(Stored entries)
§ §

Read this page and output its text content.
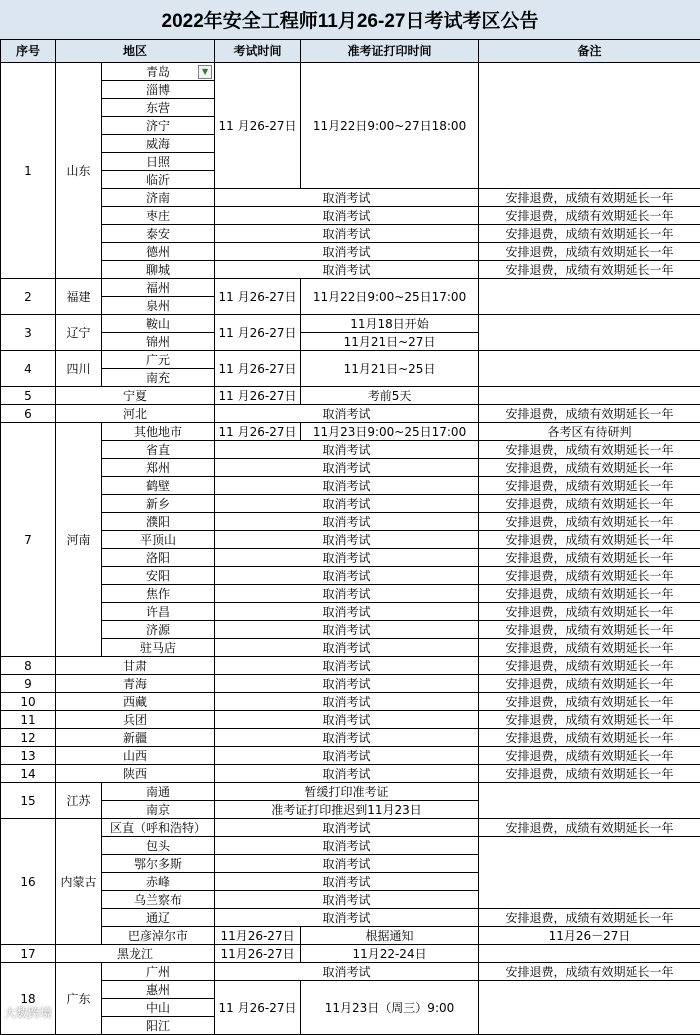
2022年安全工程师11月26-27日考试考区公告
序号	地区		考试时间	准考证打印时间	备注
1	山东	青岛 ▼	11 月26-27日	11月22日9:00~27日18:00	
		淄博			
		东营			
		济宁			
		威海			
		日照			
		临沂			
		济南	取消考试		安排退费，成绩有效期延长一年
		枣庄	取消考试		安排退费，成绩有效期延长一年
		泰安	取消考试		安排退费，成绩有效期延长一年
		德州	取消考试		安排退费，成绩有效期延长一年
		聊城	取消考试		安排退费，成绩有效期延长一年
2	福建	福州	11 月26-27日	11月22日9:00~25日17:00	
		泉州			
3	辽宁	鞍山	11 月26-27日	11月18日开始	
		锦州		11月21日~27日	
4	四川	广元	11 月26-27日	11月21日~25日	
		南充			
5	宁夏		11 月26-27日	考前5天	
6	河北		取消考试		安排退费，成绩有效期延长一年
7	河南	其他地市	11 月26-27日	11月23日9:00~25日17:00	各考区有待研判
		省直	取消考试		安排退费，成绩有效期延长一年
		郑州	取消考试		安排退费，成绩有效期延长一年
		鹤壁	取消考试		安排退费，成绩有效期延长一年
		新乡	取消考试		安排退费，成绩有效期延长一年
		濮阳	取消考试		安排退费，成绩有效期延长一年
		平顶山	取消考试		安排退费，成绩有效期延长一年
		洛阳	取消考试		安排退费，成绩有效期延长一年
		安阳	取消考试		安排退费，成绩有效期延长一年
		焦作	取消考试		安排退费，成绩有效期延长一年
		许昌	取消考试		安排退费，成绩有效期延长一年
		济源	取消考试		安排退费，成绩有效期延长一年
		驻马店	取消考试		安排退费，成绩有效期延长一年
8	甘肃		取消考试		安排退费，成绩有效期延长一年
9	青海		取消考试		安排退费，成绩有效期延长一年
10	西藏		取消考试		安排退费，成绩有效期延长一年
11	兵团		取消考试		安排退费，成绩有效期延长一年
12	新疆		取消考试		安排退费，成绩有效期延长一年
13	山西		取消考试		安排退费，成绩有效期延长一年
14	陕西		取消考试		安排退费，成绩有效期延长一年
15	江苏	南通	暂缓打印准考证		
		南京	准考证打印推迟到11月23日		
16	内蒙古	区直（呼和浩特）	取消考试		安排退费，成绩有效期延长一年
		包头	取消考试		
		鄂尔多斯	取消考试		
		赤峰	取消考试		
		乌兰察布	取消考试		
		通辽	取消考试		安排退费，成绩有效期延长一年
		巴彦淖尔市	11月26-27日	根据通知	11月26－27日
17	黑龙江		11月26-27日	11月22-24日	
18	广东	广州	取消考试		安排退费，成绩有效期延长一年
		惠州	11 月26-27日	11月23日（周三）9:00	
		中山			
		阳江			
大数跨境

§ §

**WHAT IS REQUIRED**
Every record above should be written out again without change, except that the pictures are left out.

**THE RESULT**
Read this page and output its text content.
2022年安全工程师11月26-27日考试考区公告
序号	地区		考试时间	准考证打印时间	备注
1	山东	青岛 ▼	11 月26-27日	11月22日9:00~27日18:00	
		淄博			
		东营			
		济宁			
		威海			
		日照			
		临沂			
		济南	取消考试		安排退费，成绩有效期延长一年
		枣庄	取消考试		安排退费，成绩有效期延长一年
		泰安	取消考试		安排退费，成绩有效期延长一年
		德州	取消考试		安排退费，成绩有效期延长一年
		聊城	取消考试		安排退费，成绩有效期延长一年
2	福建	福州	11 月26-27日	11月22日9:00~25日17:00	
		泉州			
3	辽宁	鞍山	11 月26-27日	11月18日开始	
		锦州		11月21日~27日	
4	四川	广元	11 月26-27日	11月21日~25日	
		南充			
5	宁夏		11 月26-27日	考前5天	
6	河北		取消考试		安排退费，成绩有效期延长一年
7	河南	其他地市	11 月26-27日	11月23日9:00~25日17:00	各考区有待研判
		省直	取消考试		安排退费，成绩有效期延长一年
		郑州	取消考试		安排退费，成绩有效期延长一年
		鹤壁	取消考试		安排退费，成绩有效期延长一年
		新乡	取消考试		安排退费，成绩有效期延长一年
		濮阳	取消考试		安排退费，成绩有效期延长一年
		平顶山	取消考试		安排退费，成绩有效期延长一年
		洛阳	取消考试		安排退费，成绩有效期延长一年
		安阳	取消考试		安排退费，成绩有效期延长一年
		焦作	取消考试		安排退费，成绩有效期延长一年
		许昌	取消考试		安排退费，成绩有效期延长一年
		济源	取消考试		安排退费，成绩有效期延长一年
		驻马店	取消考试		安排退费，成绩有效期延长一年
8	甘肃		取消考试		安排退费，成绩有效期延长一年
9	青海		取消考试		安排退费，成绩有效期延长一年
10	西藏		取消考试		安排退费，成绩有效期延长一年
11	兵团		取消考试		安排退费，成绩有效期延长一年
12	新疆		取消考试		安排退费，成绩有效期延长一年
13	山西		取消考试		安排退费，成绩有效期延长一年
14	陕西		取消考试		安排退费，成绩有效期延长一年
15	江苏	南通	暂缓打印准考证		
		南京	准考证打印推迟到11月23日		
16	内蒙古	区直（呼和浩特）	取消考试		安排退费，成绩有效期延长一年
		包头	取消考试		
		鄂尔多斯	取消考试		
		赤峰	取消考试		
		乌兰察布	取消考试		
		通辽	取消考试		安排退费，成绩有效期延长一年
		巴彦淖尔市	11月26-27日	根据通知	11月26－27日
17	黑龙江		11月26-27日	11月22-24日	
18	广东	广州	取消考试		安排退费，成绩有效期延长一年
		惠州	11 月26-27日	11月23日（周三）9:00	
		中山			
		阳江			
大数跨境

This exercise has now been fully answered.